§ **Records that describe figures**
******************************
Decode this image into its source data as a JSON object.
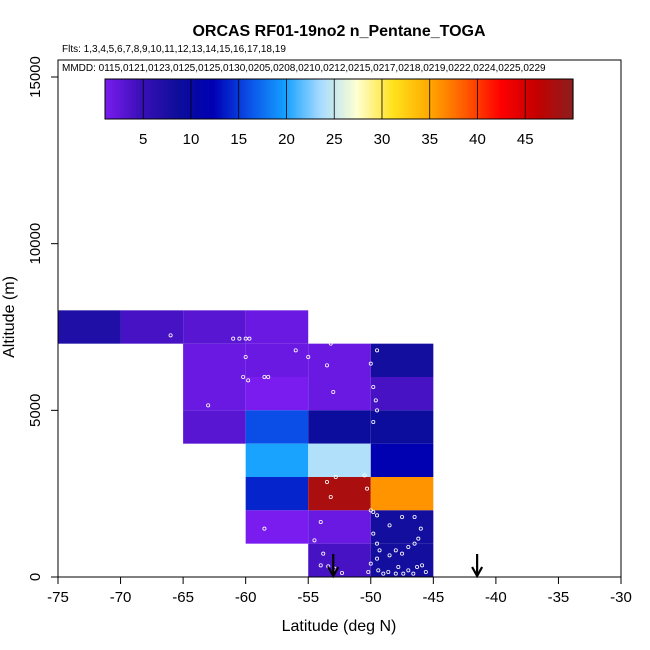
{
  "chart_data": {
    "type": "heatmap",
    "title": "ORCAS RF01-19no2 n_Pentane_TOGA",
    "flights_line": "Flts: 1,3,4,5,6,7,8,9,10,11,12,13,14,15,16,17,18,19",
    "dates_line": "MMDD: 0115,0121,0123,0125,0125,0130,0205,0208,0210,0212,0215,0217,0218,0219,0222,0224,0225,0229",
    "xlabel": "Latitude (deg N)",
    "ylabel": "Altitude (m)",
    "xlim": [
      -75,
      -30
    ],
    "ylim": [
      0,
      15000
    ],
    "xticks": [
      "-75",
      "-70",
      "-65",
      "-60",
      "-55",
      "-50",
      "-45",
      "-40",
      "-35",
      "-30"
    ],
    "yticks": [
      "0",
      "5000",
      "10000",
      "15000"
    ],
    "colorbar": {
      "range": [
        1,
        50
      ],
      "ticks": [
        "5",
        "10",
        "15",
        "20",
        "25",
        "30",
        "35",
        "40",
        "45"
      ],
      "colors": [
        "#7a1cf0",
        "#3a10b8",
        "#0e0e9a",
        "#0000b4",
        "#0b50e8",
        "#14a0ff",
        "#a8dcff",
        "#ffffd2",
        "#ffe21e",
        "#ffaa00",
        "#ff5a00",
        "#ff0000",
        "#c40000",
        "#8c1e1e"
      ]
    },
    "bin_size": {
      "lat": 5,
      "alt": 1000
    },
    "cells": [
      {
        "lat": -72.5,
        "alt": 7500,
        "value": 7
      },
      {
        "lat": -67.5,
        "alt": 7500,
        "value": 4
      },
      {
        "lat": -62.5,
        "alt": 7500,
        "value": 3
      },
      {
        "lat": -57.5,
        "alt": 7500,
        "value": 2
      },
      {
        "lat": -62.5,
        "alt": 6500,
        "value": 2
      },
      {
        "lat": -57.5,
        "alt": 6500,
        "value": 2
      },
      {
        "lat": -52.5,
        "alt": 6500,
        "value": 2
      },
      {
        "lat": -47.5,
        "alt": 6500,
        "value": 8
      },
      {
        "lat": -62.5,
        "alt": 5500,
        "value": 2
      },
      {
        "lat": -57.5,
        "alt": 5500,
        "value": 1
      },
      {
        "lat": -52.5,
        "alt": 5500,
        "value": 2
      },
      {
        "lat": -47.5,
        "alt": 5500,
        "value": 4
      },
      {
        "lat": -62.5,
        "alt": 4500,
        "value": 3
      },
      {
        "lat": -57.5,
        "alt": 4500,
        "value": 16
      },
      {
        "lat": -52.5,
        "alt": 4500,
        "value": 9
      },
      {
        "lat": -47.5,
        "alt": 4500,
        "value": 9
      },
      {
        "lat": -57.5,
        "alt": 3500,
        "value": 20
      },
      {
        "lat": -52.5,
        "alt": 3500,
        "value": 24
      },
      {
        "lat": -47.5,
        "alt": 3500,
        "value": 12
      },
      {
        "lat": -57.5,
        "alt": 2500,
        "value": 14
      },
      {
        "lat": -52.5,
        "alt": 2500,
        "value": 48
      },
      {
        "lat": -47.5,
        "alt": 2500,
        "value": 36
      },
      {
        "lat": -57.5,
        "alt": 1500,
        "value": 1
      },
      {
        "lat": -52.5,
        "alt": 1500,
        "value": 2
      },
      {
        "lat": -47.5,
        "alt": 1500,
        "value": 8
      },
      {
        "lat": -52.5,
        "alt": 500,
        "value": 4
      },
      {
        "lat": -47.5,
        "alt": 500,
        "value": 8
      }
    ],
    "points": [
      [
        -66.0,
        7250
      ],
      [
        -61.0,
        7150
      ],
      [
        -60.5,
        7150
      ],
      [
        -60.0,
        7150
      ],
      [
        -59.7,
        7150
      ],
      [
        -60.0,
        6600
      ],
      [
        -60.2,
        6000
      ],
      [
        -59.8,
        5900
      ],
      [
        -58.5,
        6000
      ],
      [
        -58.2,
        6000
      ],
      [
        -63.0,
        5150
      ],
      [
        -56.0,
        6800
      ],
      [
        -55.0,
        6600
      ],
      [
        -53.5,
        6350
      ],
      [
        -53.0,
        5550
      ],
      [
        -53.2,
        7000
      ],
      [
        -53.0,
        7500
      ],
      [
        -49.5,
        6800
      ],
      [
        -50.0,
        6400
      ],
      [
        -49.8,
        5700
      ],
      [
        -49.6,
        5300
      ],
      [
        -49.8,
        4650
      ],
      [
        -49.5,
        5000
      ],
      [
        -50.5,
        3050
      ],
      [
        -50.3,
        2650
      ],
      [
        -50.0,
        2000
      ],
      [
        -49.8,
        1950
      ],
      [
        -49.5,
        1850
      ],
      [
        -53.5,
        2850
      ],
      [
        -53.2,
        2400
      ],
      [
        -54.0,
        1650
      ],
      [
        -58.5,
        1450
      ],
      [
        -54.5,
        1100
      ],
      [
        -52.8,
        3000
      ],
      [
        -48.5,
        1550
      ],
      [
        -47.5,
        1800
      ],
      [
        -46.5,
        1800
      ],
      [
        -46.0,
        1450
      ],
      [
        -46.2,
        1150
      ],
      [
        -46.5,
        1000
      ],
      [
        -47.0,
        900
      ],
      [
        -47.5,
        700
      ],
      [
        -48.0,
        800
      ],
      [
        -48.5,
        650
      ],
      [
        -49.3,
        800
      ],
      [
        -49.5,
        1000
      ],
      [
        -49.8,
        1300
      ],
      [
        -49.5,
        550
      ],
      [
        -50.0,
        400
      ],
      [
        -50.2,
        150
      ],
      [
        -49.4,
        200
      ],
      [
        -49.0,
        100
      ],
      [
        -48.6,
        150
      ],
      [
        -48.0,
        100
      ],
      [
        -47.8,
        300
      ],
      [
        -47.4,
        100
      ],
      [
        -47.0,
        200
      ],
      [
        -46.6,
        100
      ],
      [
        -46.3,
        300
      ],
      [
        -45.9,
        350
      ],
      [
        -45.6,
        150
      ],
      [
        -53.8,
        700
      ],
      [
        -54.0,
        350
      ],
      [
        -53.4,
        320
      ],
      [
        -52.9,
        250
      ],
      [
        -52.3,
        120
      ]
    ],
    "arrows": [
      -53.0,
      -41.5
    ]
  }
}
******************************
§ **GIVEN PROBLEM**
Copy out all the entries exactly. Images stay out of the copy.

§ **CORRECT RESPONSE**
Decode this image into its source data as a JSON object.
{
  "chart_data": {
    "type": "heatmap",
    "title": "ORCAS RF01-19no2 n_Pentane_TOGA",
    "flights_line": "Flts: 1,3,4,5,6,7,8,9,10,11,12,13,14,15,16,17,18,19",
    "dates_line": "MMDD: 0115,0121,0123,0125,0125,0130,0205,0208,0210,0212,0215,0217,0218,0219,0222,0224,0225,0229",
    "xlabel": "Latitude (deg N)",
    "ylabel": "Altitude (m)",
    "xlim": [
      -75,
      -30
    ],
    "ylim": [
      0,
      15000
    ],
    "xticks": [
      "-75",
      "-70",
      "-65",
      "-60",
      "-55",
      "-50",
      "-45",
      "-40",
      "-35",
      "-30"
    ],
    "yticks": [
      "0",
      "5000",
      "10000",
      "15000"
    ],
    "colorbar": {
      "range": [
        1,
        50
      ],
      "ticks": [
        "5",
        "10",
        "15",
        "20",
        "25",
        "30",
        "35",
        "40",
        "45"
      ],
      "colors": [
        "#7a1cf0",
        "#3a10b8",
        "#0e0e9a",
        "#0000b4",
        "#0b50e8",
        "#14a0ff",
        "#a8dcff",
        "#ffffd2",
        "#ffe21e",
        "#ffaa00",
        "#ff5a00",
        "#ff0000",
        "#c40000",
        "#8c1e1e"
      ]
    },
    "bin_size": {
      "lat": 5,
      "alt": 1000
    },
    "cells": [
      {
        "lat": -72.5,
        "alt": 7500,
        "value": 7
      },
      {
        "lat": -67.5,
        "alt": 7500,
        "value": 4
      },
      {
        "lat": -62.5,
        "alt": 7500,
        "value": 3
      },
      {
        "lat": -57.5,
        "alt": 7500,
        "value": 2
      },
      {
        "lat": -62.5,
        "alt": 6500,
        "value": 2
      },
      {
        "lat": -57.5,
        "alt": 6500,
        "value": 2
      },
      {
        "lat": -52.5,
        "alt": 6500,
        "value": 2
      },
      {
        "lat": -47.5,
        "alt": 6500,
        "value": 8
      },
      {
        "lat": -62.5,
        "alt": 5500,
        "value": 2
      },
      {
        "lat": -57.5,
        "alt": 5500,
        "value": 1
      },
      {
        "lat": -52.5,
        "alt": 5500,
        "value": 2
      },
      {
        "lat": -47.5,
        "alt": 5500,
        "value": 4
      },
      {
        "lat": -62.5,
        "alt": 4500,
        "value": 3
      },
      {
        "lat": -57.5,
        "alt": 4500,
        "value": 16
      },
      {
        "lat": -52.5,
        "alt": 4500,
        "value": 9
      },
      {
        "lat": -47.5,
        "alt": 4500,
        "value": 9
      },
      {
        "lat": -57.5,
        "alt": 3500,
        "value": 20
      },
      {
        "lat": -52.5,
        "alt": 3500,
        "value": 24
      },
      {
        "lat": -47.5,
        "alt": 3500,
        "value": 12
      },
      {
        "lat": -57.5,
        "alt": 2500,
        "value": 14
      },
      {
        "lat": -52.5,
        "alt": 2500,
        "value": 48
      },
      {
        "lat": -47.5,
        "alt": 2500,
        "value": 36
      },
      {
        "lat": -57.5,
        "alt": 1500,
        "value": 1
      },
      {
        "lat": -52.5,
        "alt": 1500,
        "value": 2
      },
      {
        "lat": -47.5,
        "alt": 1500,
        "value": 8
      },
      {
        "lat": -52.5,
        "alt": 500,
        "value": 4
      },
      {
        "lat": -47.5,
        "alt": 500,
        "value": 8
      }
    ],
    "points": [
      [
        -66.0,
        7250
      ],
      [
        -61.0,
        7150
      ],
      [
        -60.5,
        7150
      ],
      [
        -60.0,
        7150
      ],
      [
        -59.7,
        7150
      ],
      [
        -60.0,
        6600
      ],
      [
        -60.2,
        6000
      ],
      [
        -59.8,
        5900
      ],
      [
        -58.5,
        6000
      ],
      [
        -58.2,
        6000
      ],
      [
        -63.0,
        5150
      ],
      [
        -56.0,
        6800
      ],
      [
        -55.0,
        6600
      ],
      [
        -53.5,
        6350
      ],
      [
        -53.0,
        5550
      ],
      [
        -53.2,
        7000
      ],
      [
        -53.0,
        7500
      ],
      [
        -49.5,
        6800
      ],
      [
        -50.0,
        6400
      ],
      [
        -49.8,
        5700
      ],
      [
        -49.6,
        5300
      ],
      [
        -49.8,
        4650
      ],
      [
        -49.5,
        5000
      ],
      [
        -50.5,
        3050
      ],
      [
        -50.3,
        2650
      ],
      [
        -50.0,
        2000
      ],
      [
        -49.8,
        1950
      ],
      [
        -49.5,
        1850
      ],
      [
        -53.5,
        2850
      ],
      [
        -53.2,
        2400
      ],
      [
        -54.0,
        1650
      ],
      [
        -58.5,
        1450
      ],
      [
        -54.5,
        1100
      ],
      [
        -52.8,
        3000
      ],
      [
        -48.5,
        1550
      ],
      [
        -47.5,
        1800
      ],
      [
        -46.5,
        1800
      ],
      [
        -46.0,
        1450
      ],
      [
        -46.2,
        1150
      ],
      [
        -46.5,
        1000
      ],
      [
        -47.0,
        900
      ],
      [
        -47.5,
        700
      ],
      [
        -48.0,
        800
      ],
      [
        -48.5,
        650
      ],
      [
        -49.3,
        800
      ],
      [
        -49.5,
        1000
      ],
      [
        -49.8,
        1300
      ],
      [
        -49.5,
        550
      ],
      [
        -50.0,
        400
      ],
      [
        -50.2,
        150
      ],
      [
        -49.4,
        200
      ],
      [
        -49.0,
        100
      ],
      [
        -48.6,
        150
      ],
      [
        -48.0,
        100
      ],
      [
        -47.8,
        300
      ],
      [
        -47.4,
        100
      ],
      [
        -47.0,
        200
      ],
      [
        -46.6,
        100
      ],
      [
        -46.3,
        300
      ],
      [
        -45.9,
        350
      ],
      [
        -45.6,
        150
      ],
      [
        -53.8,
        700
      ],
      [
        -54.0,
        350
      ],
      [
        -53.4,
        320
      ],
      [
        -52.9,
        250
      ],
      [
        -52.3,
        120
      ]
    ],
    "arrows": [
      -53.0,
      -41.5
    ]
  }
}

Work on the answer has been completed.